> What the task requires
Scan the material below for the string "basic", and copy every line where it shows up.

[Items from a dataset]
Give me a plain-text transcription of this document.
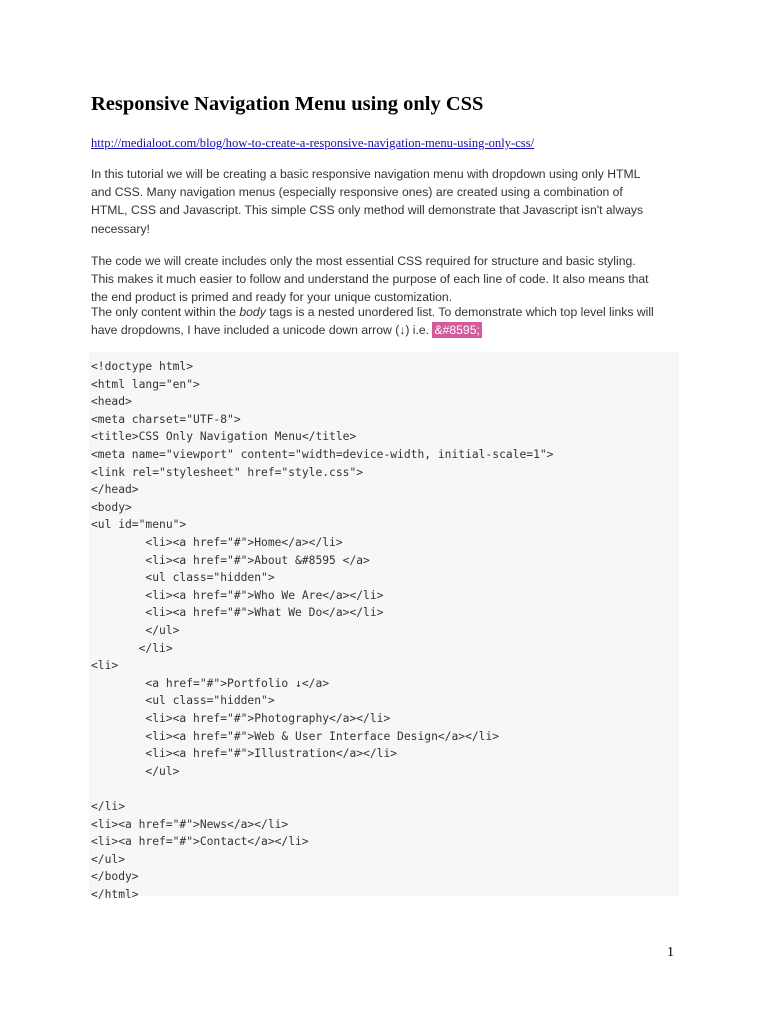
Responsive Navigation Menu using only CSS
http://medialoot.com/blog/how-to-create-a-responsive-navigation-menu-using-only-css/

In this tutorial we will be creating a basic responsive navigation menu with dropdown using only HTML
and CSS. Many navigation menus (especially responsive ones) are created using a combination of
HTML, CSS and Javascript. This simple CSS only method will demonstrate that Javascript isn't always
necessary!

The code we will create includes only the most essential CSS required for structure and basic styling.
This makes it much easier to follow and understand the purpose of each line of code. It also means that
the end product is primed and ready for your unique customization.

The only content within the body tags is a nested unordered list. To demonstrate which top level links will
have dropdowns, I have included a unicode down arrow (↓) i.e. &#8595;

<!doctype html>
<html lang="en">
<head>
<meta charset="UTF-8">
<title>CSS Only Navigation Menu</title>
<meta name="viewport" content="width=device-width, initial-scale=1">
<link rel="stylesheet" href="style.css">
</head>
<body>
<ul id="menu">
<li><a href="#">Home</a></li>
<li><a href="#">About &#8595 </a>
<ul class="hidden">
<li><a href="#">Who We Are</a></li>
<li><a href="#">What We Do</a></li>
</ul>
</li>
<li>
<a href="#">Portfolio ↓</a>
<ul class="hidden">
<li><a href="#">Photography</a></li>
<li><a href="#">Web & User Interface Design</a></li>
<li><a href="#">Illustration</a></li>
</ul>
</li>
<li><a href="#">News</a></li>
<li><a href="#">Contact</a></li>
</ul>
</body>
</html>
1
--
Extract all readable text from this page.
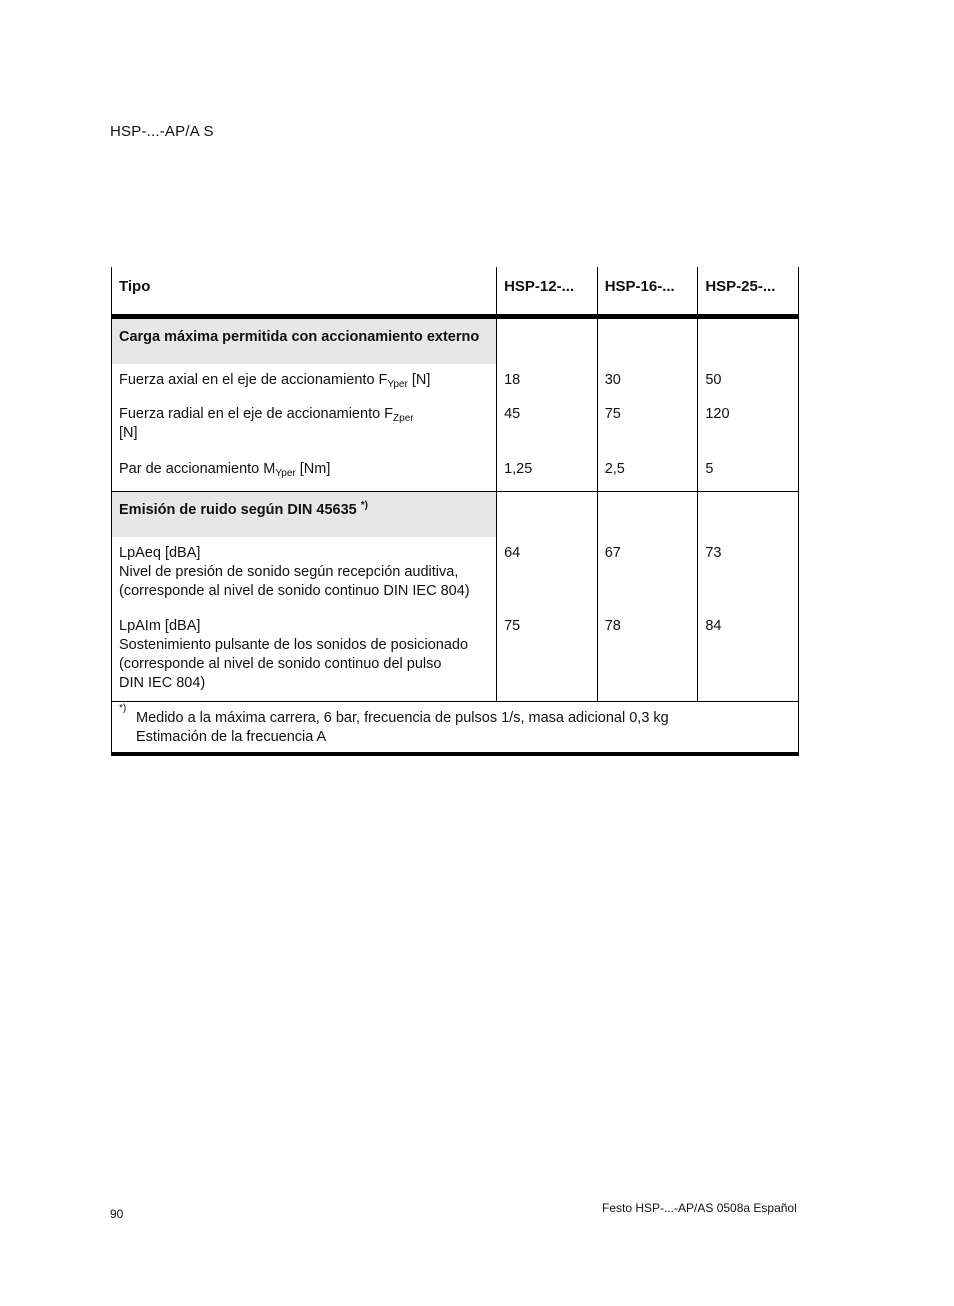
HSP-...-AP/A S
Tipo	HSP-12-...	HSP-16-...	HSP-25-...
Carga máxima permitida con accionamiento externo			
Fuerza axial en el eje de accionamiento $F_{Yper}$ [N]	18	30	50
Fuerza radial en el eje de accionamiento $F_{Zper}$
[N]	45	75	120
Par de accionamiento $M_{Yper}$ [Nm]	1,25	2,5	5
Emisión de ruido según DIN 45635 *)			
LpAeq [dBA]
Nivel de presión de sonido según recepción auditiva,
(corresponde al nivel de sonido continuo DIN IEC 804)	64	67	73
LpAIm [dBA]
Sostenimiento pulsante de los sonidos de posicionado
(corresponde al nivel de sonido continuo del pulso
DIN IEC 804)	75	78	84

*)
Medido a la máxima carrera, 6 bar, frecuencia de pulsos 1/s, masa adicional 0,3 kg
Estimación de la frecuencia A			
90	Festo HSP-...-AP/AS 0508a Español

> Exercise result
In this tutorial we will be creating a basic responsive navigation menu with dropdown using only HTML
The code we will create includes only the most essential CSS required for structure and basic styling.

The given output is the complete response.